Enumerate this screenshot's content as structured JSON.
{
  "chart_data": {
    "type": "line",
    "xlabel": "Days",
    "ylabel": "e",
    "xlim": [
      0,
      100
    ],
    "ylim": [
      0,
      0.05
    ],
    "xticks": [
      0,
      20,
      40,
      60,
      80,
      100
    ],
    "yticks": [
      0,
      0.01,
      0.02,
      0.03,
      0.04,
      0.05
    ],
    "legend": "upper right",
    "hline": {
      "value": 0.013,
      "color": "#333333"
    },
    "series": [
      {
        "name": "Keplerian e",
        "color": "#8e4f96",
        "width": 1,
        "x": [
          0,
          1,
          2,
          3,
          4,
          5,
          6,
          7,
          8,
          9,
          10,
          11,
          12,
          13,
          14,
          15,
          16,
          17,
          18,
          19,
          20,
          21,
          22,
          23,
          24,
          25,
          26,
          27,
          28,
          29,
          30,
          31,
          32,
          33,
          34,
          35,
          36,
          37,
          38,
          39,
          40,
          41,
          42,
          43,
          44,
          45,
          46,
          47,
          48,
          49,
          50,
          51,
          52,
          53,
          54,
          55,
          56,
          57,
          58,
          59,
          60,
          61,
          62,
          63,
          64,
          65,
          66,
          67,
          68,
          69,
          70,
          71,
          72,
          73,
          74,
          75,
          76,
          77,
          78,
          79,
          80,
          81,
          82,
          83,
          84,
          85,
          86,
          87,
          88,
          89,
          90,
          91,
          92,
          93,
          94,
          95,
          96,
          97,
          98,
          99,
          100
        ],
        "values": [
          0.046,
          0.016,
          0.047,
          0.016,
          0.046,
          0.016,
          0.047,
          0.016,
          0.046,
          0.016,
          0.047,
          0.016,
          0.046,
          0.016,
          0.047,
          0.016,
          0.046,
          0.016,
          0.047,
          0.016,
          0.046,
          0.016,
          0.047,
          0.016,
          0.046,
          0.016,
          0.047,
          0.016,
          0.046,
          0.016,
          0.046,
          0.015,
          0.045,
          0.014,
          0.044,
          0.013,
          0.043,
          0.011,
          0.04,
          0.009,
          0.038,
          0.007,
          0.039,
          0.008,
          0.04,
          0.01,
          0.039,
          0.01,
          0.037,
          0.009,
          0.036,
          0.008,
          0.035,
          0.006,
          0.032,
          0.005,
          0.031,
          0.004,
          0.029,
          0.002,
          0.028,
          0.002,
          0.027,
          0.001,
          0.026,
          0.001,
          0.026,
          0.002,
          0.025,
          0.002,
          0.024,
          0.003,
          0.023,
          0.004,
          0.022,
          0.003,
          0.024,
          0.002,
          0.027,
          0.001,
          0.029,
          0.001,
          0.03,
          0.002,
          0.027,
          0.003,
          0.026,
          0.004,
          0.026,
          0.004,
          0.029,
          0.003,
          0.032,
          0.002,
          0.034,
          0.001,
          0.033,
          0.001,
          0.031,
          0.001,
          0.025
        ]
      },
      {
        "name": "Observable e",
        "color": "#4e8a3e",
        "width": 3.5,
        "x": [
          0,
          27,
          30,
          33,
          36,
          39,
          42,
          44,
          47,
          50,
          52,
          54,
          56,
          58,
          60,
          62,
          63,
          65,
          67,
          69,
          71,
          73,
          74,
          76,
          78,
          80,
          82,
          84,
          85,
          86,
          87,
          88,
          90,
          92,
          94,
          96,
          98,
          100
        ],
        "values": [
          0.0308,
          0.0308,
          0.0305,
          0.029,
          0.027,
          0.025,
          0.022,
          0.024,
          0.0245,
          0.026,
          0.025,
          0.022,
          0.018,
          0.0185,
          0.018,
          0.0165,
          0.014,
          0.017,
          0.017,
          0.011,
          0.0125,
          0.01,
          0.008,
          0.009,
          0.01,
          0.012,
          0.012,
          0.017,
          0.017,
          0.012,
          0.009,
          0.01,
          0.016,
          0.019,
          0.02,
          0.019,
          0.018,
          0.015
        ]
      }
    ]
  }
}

------------------------------

# Task goal
Retype the data exactly as given.

# Response to this task
Enumerate this screenshot's content as structured JSON.
{
  "chart_data": {
    "type": "line",
    "xlabel": "Days",
    "ylabel": "e",
    "xlim": [
      0,
      100
    ],
    "ylim": [
      0,
      0.05
    ],
    "xticks": [
      0,
      20,
      40,
      60,
      80,
      100
    ],
    "yticks": [
      0,
      0.01,
      0.02,
      0.03,
      0.04,
      0.05
    ],
    "legend": "upper right",
    "hline": {
      "value": 0.013,
      "color": "#333333"
    },
    "series": [
      {
        "name": "Keplerian e",
        "color": "#8e4f96",
        "width": 1,
        "x": [
          0,
          1,
          2,
          3,
          4,
          5,
          6,
          7,
          8,
          9,
          10,
          11,
          12,
          13,
          14,
          15,
          16,
          17,
          18,
          19,
          20,
          21,
          22,
          23,
          24,
          25,
          26,
          27,
          28,
          29,
          30,
          31,
          32,
          33,
          34,
          35,
          36,
          37,
          38,
          39,
          40,
          41,
          42,
          43,
          44,
          45,
          46,
          47,
          48,
          49,
          50,
          51,
          52,
          53,
          54,
          55,
          56,
          57,
          58,
          59,
          60,
          61,
          62,
          63,
          64,
          65,
          66,
          67,
          68,
          69,
          70,
          71,
          72,
          73,
          74,
          75,
          76,
          77,
          78,
          79,
          80,
          81,
          82,
          83,
          84,
          85,
          86,
          87,
          88,
          89,
          90,
          91,
          92,
          93,
          94,
          95,
          96,
          97,
          98,
          99,
          100
        ],
        "values": [
          0.046,
          0.016,
          0.047,
          0.016,
          0.046,
          0.016,
          0.047,
          0.016,
          0.046,
          0.016,
          0.047,
          0.016,
          0.046,
          0.016,
          0.047,
          0.016,
          0.046,
          0.016,
          0.047,
          0.016,
          0.046,
          0.016,
          0.047,
          0.016,
          0.046,
          0.016,
          0.047,
          0.016,
          0.046,
          0.016,
          0.046,
          0.015,
          0.045,
          0.014,
          0.044,
          0.013,
          0.043,
          0.011,
          0.04,
          0.009,
          0.038,
          0.007,
          0.039,
          0.008,
          0.04,
          0.01,
          0.039,
          0.01,
          0.037,
          0.009,
          0.036,
          0.008,
          0.035,
          0.006,
          0.032,
          0.005,
          0.031,
          0.004,
          0.029,
          0.002,
          0.028,
          0.002,
          0.027,
          0.001,
          0.026,
          0.001,
          0.026,
          0.002,
          0.025,
          0.002,
          0.024,
          0.003,
          0.023,
          0.004,
          0.022,
          0.003,
          0.024,
          0.002,
          0.027,
          0.001,
          0.029,
          0.001,
          0.03,
          0.002,
          0.027,
          0.003,
          0.026,
          0.004,
          0.026,
          0.004,
          0.029,
          0.003,
          0.032,
          0.002,
          0.034,
          0.001,
          0.033,
          0.001,
          0.031,
          0.001,
          0.025
        ]
      },
      {
        "name": "Observable e",
        "color": "#4e8a3e",
        "width": 3.5,
        "x": [
          0,
          27,
          30,
          33,
          36,
          39,
          42,
          44,
          47,
          50,
          52,
          54,
          56,
          58,
          60,
          62,
          63,
          65,
          67,
          69,
          71,
          73,
          74,
          76,
          78,
          80,
          82,
          84,
          85,
          86,
          87,
          88,
          90,
          92,
          94,
          96,
          98,
          100
        ],
        "values": [
          0.0308,
          0.0308,
          0.0305,
          0.029,
          0.027,
          0.025,
          0.022,
          0.024,
          0.0245,
          0.026,
          0.025,
          0.022,
          0.018,
          0.0185,
          0.018,
          0.0165,
          0.014,
          0.017,
          0.017,
          0.011,
          0.0125,
          0.01,
          0.008,
          0.009,
          0.01,
          0.012,
          0.012,
          0.017,
          0.017,
          0.012,
          0.009,
          0.01,
          0.016,
          0.019,
          0.02,
          0.019,
          0.018,
          0.015
        ]
      }
    ]
  }
}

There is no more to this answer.